SOURCE DOCUMENT
What Are Bonus Shares?
Bonus shares are additional shares that a company issues to its existing shareholders free of cost. Instead of paying cash dividends, companies may reward investors by issuing extra shares from their accumulated reserves.
For example, if a company announces a 1:1 bonus issue, you receive one additional share for every share you already own.
Although the number of shares increases, your total investment value generally remains the same immediately after the bonus issue because the market price adjusts accordingly.
How Do Bonus Shares Work?
Companies issue bonus shares by converting their accumulated reserves into share capital.
Suppose you own:
- 100 shares
- Current price: ₹500 per share
Investment Value = ₹50,000
The company announces a 1:1 bonus issue.
After the bonus:
- Total shares = 200
- Approximate price = ₹250 per share
Investment Value = ₹50,000
Your ownership percentage remains unchanged.
Bonus Share Formula
Bonus Shares Received = Existing Shares × Bonus Ratio
Total Shares = Existing Shares + Bonus Shares Received
Bonus Share Calculation Example
| Existing Shares | Bonus Ratio | Bonus Shares | Total Shares |
|---|---|---|---|
| 100 | 1:1 | 100 | 200 |
| 100 | 2:1 | 200 | 300 |
| 500 | 1:2 | 250 | 750 |
| 1,000 | 1:1 | 1,000 | 2,000 |
Why Do Companies Issue Bonus Shares?
Companies may issue bonus shares to:
- Reward existing shareholders
- Increase stock liquidity
- Improve retail participation
- Capitalize accumulated reserves
- Demonstrate confidence in future growth
- Keep cash within the business instead of distributing dividends
Who Is Eligible for Bonus Shares?
Generally, bonus shares are credited automatically to shareholders whose names appear in the company’s records on the specified record date.
Important dates include:
- Announcement Date
- Ex-Date
- Record Date
- Allotment Date
- Credit Date
No separate application is usually required if you are eligible.
Advantages of Bonus Shares
- Free allocation of additional shares
- Increased liquidity in the market
- Potential long-term wealth creation
- Encourages investor participation
- May improve trading volumes
- No immediate cash outflow for the company
Read More: What is the difference between a bonus issue and a stock split?
Disadvantages of Bonus Shares
- No immediate cash benefit
- Share price adjusts after issuance
- Doesn’t automatically increase shareholder wealth
- Future returns depend on company performance
- May create unrealistic expectations among investors
Bonus Shares vs Stock Split
| Feature | Bonus Shares | Stock Split |
|---|---|---|
| Additional shares issued | Yes | No (shares are split) |
| Free to shareholders | Yes | Yes |
| Face value changes | No | Yes |
| Company reserves used | Yes | No |
| Ownership percentage | Unchanged | Unchanged |
Bonus Shares vs Dividend
| Bonus Shares | Dividend |
|---|---|
| Shares are issued | Cash is paid |
| No immediate cash received | Immediate cash benefit |
| Shareholding increases | Shareholding remains same |
| Company retains cash | Company distributes cash |
Taxation of Bonus Shares in India
Receiving bonus shares generally does not create an immediate tax liability.
However, taxation may apply when the shares are sold.
Important aspects include:
- Capital gains taxation
- Holding period
- Short-term capital gains (STCG)
- Long-term capital gains (LTCG)
- Cost of acquisition as per applicable tax provisions
Investors should consult the latest Income Tax rules or a qualified tax professional for current regulations.

TASKS AND EXERCISES
1 – According to the bonus shares explainer, what do companies convert into share capital when they issue bonus shares?
2 – Extend the bonus shares explainer with new text following its last sentence.

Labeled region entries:
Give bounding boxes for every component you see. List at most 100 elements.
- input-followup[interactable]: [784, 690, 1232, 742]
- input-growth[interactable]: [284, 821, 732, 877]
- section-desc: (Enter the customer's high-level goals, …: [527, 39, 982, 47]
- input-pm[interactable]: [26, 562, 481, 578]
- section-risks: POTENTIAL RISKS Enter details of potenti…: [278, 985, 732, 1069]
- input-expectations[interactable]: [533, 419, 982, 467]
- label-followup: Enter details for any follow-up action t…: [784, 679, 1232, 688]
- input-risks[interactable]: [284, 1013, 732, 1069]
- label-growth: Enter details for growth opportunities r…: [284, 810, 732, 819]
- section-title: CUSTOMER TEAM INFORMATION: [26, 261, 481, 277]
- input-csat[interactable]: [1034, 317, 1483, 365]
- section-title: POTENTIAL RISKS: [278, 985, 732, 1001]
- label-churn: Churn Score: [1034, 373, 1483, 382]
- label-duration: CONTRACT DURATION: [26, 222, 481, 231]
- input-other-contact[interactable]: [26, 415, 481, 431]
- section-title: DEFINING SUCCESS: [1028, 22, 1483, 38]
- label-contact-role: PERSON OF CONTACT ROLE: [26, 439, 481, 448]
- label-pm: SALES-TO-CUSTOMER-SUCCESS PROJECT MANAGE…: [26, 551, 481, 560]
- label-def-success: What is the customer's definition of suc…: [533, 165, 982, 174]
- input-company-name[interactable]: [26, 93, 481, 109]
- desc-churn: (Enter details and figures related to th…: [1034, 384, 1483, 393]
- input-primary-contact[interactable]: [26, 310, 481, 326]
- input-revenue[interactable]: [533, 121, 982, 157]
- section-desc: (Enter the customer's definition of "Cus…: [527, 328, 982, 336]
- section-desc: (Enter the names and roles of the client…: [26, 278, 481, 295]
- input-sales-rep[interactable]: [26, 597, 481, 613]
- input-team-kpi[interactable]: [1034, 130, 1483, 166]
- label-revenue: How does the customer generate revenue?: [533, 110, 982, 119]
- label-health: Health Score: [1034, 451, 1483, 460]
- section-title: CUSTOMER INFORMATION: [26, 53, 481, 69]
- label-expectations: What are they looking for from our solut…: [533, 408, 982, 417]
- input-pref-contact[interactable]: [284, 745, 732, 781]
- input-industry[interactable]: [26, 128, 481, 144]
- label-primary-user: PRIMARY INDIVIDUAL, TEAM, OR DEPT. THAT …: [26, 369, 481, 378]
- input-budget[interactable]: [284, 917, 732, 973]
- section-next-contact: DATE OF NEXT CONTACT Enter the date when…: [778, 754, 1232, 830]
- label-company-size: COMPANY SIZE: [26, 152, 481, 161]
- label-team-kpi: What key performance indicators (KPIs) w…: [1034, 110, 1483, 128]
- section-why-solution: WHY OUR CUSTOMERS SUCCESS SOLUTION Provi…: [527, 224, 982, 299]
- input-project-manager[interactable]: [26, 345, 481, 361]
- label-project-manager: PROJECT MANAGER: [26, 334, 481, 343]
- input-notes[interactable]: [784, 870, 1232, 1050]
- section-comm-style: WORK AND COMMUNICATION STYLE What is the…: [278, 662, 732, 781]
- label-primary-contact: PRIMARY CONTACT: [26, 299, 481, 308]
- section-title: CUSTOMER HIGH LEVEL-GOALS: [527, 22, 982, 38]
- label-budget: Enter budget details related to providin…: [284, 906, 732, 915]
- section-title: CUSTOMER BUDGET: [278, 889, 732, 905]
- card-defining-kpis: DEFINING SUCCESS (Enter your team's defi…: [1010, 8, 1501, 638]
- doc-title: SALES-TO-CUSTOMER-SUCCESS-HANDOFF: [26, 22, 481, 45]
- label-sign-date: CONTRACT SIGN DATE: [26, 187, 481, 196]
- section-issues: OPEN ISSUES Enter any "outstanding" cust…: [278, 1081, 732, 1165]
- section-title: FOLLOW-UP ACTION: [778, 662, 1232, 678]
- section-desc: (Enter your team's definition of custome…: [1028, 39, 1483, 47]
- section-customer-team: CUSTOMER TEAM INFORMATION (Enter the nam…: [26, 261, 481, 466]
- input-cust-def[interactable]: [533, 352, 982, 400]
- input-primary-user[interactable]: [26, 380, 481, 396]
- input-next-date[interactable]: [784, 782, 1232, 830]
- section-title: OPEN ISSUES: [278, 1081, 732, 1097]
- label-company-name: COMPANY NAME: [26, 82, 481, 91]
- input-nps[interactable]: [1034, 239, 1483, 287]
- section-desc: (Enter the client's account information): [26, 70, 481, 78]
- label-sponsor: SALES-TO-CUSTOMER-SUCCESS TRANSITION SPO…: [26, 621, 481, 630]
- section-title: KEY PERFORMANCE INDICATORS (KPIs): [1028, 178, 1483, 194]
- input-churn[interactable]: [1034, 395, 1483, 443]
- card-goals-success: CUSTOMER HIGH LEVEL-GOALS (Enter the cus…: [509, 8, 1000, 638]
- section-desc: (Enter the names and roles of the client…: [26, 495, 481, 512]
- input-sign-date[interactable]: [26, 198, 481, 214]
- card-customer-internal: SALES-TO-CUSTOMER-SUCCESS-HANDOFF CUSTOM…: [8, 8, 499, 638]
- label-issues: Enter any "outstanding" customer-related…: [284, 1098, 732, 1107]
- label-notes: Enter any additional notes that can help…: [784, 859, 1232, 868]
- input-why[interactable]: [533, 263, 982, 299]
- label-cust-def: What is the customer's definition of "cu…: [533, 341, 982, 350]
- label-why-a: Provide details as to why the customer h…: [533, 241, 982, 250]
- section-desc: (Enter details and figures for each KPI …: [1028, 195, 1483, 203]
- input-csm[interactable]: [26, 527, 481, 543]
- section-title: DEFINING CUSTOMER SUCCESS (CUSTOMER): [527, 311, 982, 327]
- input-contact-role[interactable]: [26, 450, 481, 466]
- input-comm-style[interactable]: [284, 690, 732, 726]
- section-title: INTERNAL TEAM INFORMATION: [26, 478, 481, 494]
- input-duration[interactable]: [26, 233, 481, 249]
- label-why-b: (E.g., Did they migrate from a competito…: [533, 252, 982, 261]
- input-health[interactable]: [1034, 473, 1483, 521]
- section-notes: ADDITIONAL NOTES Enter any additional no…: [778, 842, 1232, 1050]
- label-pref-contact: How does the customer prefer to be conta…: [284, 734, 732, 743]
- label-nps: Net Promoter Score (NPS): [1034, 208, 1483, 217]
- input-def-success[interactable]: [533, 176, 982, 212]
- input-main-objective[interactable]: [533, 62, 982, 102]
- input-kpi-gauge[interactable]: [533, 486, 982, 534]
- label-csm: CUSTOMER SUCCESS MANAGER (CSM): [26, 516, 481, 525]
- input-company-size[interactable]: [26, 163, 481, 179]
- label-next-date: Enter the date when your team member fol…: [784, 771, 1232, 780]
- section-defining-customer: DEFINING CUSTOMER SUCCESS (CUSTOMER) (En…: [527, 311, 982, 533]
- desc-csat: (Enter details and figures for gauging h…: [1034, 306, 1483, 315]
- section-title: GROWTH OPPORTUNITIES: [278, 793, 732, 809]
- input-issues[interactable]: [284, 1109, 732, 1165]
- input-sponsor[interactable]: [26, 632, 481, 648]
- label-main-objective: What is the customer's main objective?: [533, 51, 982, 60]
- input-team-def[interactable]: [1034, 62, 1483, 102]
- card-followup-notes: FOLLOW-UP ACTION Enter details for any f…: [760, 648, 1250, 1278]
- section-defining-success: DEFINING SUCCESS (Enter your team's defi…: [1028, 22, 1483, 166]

SOLVED PROBLEMS
1 – Their accumulated reserves.

2 –
Real-Life Example
Suppose Priya owns:
- 200 shares of Company XYZ
- Market price: ₹400
Total investment:
₹80,000
The company announces a 1:1 bonus issue.
After the issue:
- Shares owned: 400
- Approximate price: ₹200
Total investment value remains approximately ₹80,000, subject to market movements.
Things Investors Should Remember
Before investing based on a bonus announcement:
- A bonus issue is not free money.
- Share prices generally adjust after issuance.
- Company fundamentals matter more than bonus announcements.
- Long-term returns depend on business performance.
- Review financial statements and growth prospects before investing.
Conclusion
Bonus shares are a way for companies to reward shareholders without paying cash. While they increase the number of shares investors own, they do not automatically increase wealth because the share price generally adjusts after the issue.
For investors, a bonus issue should be viewed as one aspect of a company’s broader financial health rather than the sole reason to invest. Evaluating fundamentals, growth prospects, and long-term business performance remains far more important than focusing only on bonus announcements.
FAQs
1. What do you mean by bonus shares?
Bonus shares are additional shares distributed by a company to its existing shareholders at no extra cost. This increases the total number of shares held by shareholders.
2. Is bonus shares good to buy?
Investing in bonus shares can be advantageous. It increases the number of shares without extra cost, making it attractive for investors seeking to multiply their investment.
3. Who are eligible for bonus shares?
Existing shareholders are eligible for bonus shares. To qualify, they must hold shares before the ex-date; buying shares on the ex-date disqualifies them.
4. What is 2:1 bonus share?
In a 2:1 bonus share, shareholders receive two additional shares for every one share held. It’s a ratio indicating the number of bonus shares distributed.
5. Do bonus shares increase wealth?
Not immediately. The number of shares increases, but the market price usually adjusts proportionately.
6. Are bonus shares taxable in India?
Receiving bonus shares generally does not attract immediate tax, but selling them may result in capital gains tax depending on applicable laws.
7. What is a 1:1 bonus issue?
A 1:1 bonus issue means shareholders receive one additional share for every one share already held.
8. Is a bonus issue better than a dividend?
They serve different purposes. Bonus shares increase the number of shares owned, while dividends provide cash payouts.
9. Can I sell bonus shares immediately?
Once the shares are credited to your demat account and become tradable, they can generally be sold, subject to exchange rules.
10. What happens to the share price after a bonus issue?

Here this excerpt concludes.